> _Data extract_:
# # # # # # #
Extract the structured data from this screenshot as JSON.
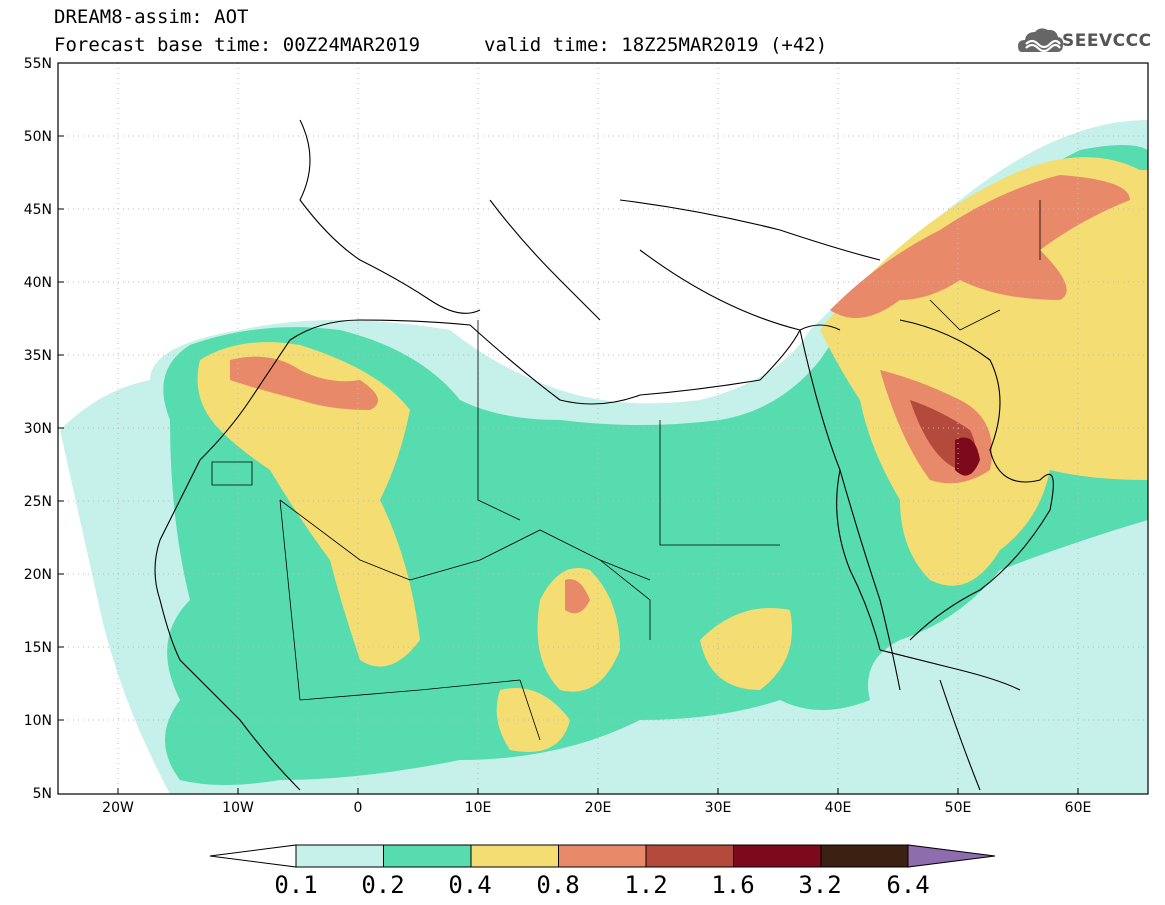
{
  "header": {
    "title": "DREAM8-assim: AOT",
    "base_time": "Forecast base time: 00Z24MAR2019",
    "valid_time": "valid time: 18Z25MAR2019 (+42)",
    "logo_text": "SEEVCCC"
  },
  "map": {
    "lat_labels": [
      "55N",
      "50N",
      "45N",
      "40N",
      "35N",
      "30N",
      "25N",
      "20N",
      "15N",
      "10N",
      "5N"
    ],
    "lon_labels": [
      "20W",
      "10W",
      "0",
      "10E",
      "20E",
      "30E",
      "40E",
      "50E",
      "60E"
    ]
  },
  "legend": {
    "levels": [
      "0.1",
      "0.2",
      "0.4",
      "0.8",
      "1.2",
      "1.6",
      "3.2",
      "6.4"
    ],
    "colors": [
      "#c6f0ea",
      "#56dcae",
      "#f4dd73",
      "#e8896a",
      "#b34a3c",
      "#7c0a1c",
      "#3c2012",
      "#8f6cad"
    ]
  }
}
# # # # # # #
Copy out all the data without changing anything, and drop the pictures.

> _Solution below_:
Extract the structured data from this screenshot as JSON.
{
  "header": {
    "title": "DREAM8-assim: AOT",
    "base_time": "Forecast base time: 00Z24MAR2019",
    "valid_time": "valid time: 18Z25MAR2019 (+42)",
    "logo_text": "SEEVCCC"
  },
  "map": {
    "lat_labels": [
      "55N",
      "50N",
      "45N",
      "40N",
      "35N",
      "30N",
      "25N",
      "20N",
      "15N",
      "10N",
      "5N"
    ],
    "lon_labels": [
      "20W",
      "10W",
      "0",
      "10E",
      "20E",
      "30E",
      "40E",
      "50E",
      "60E"
    ]
  },
  "legend": {
    "levels": [
      "0.1",
      "0.2",
      "0.4",
      "0.8",
      "1.2",
      "1.6",
      "3.2",
      "6.4"
    ],
    "colors": [
      "#c6f0ea",
      "#56dcae",
      "#f4dd73",
      "#e8896a",
      "#b34a3c",
      "#7c0a1c",
      "#3c2012",
      "#8f6cad"
    ]
  }
}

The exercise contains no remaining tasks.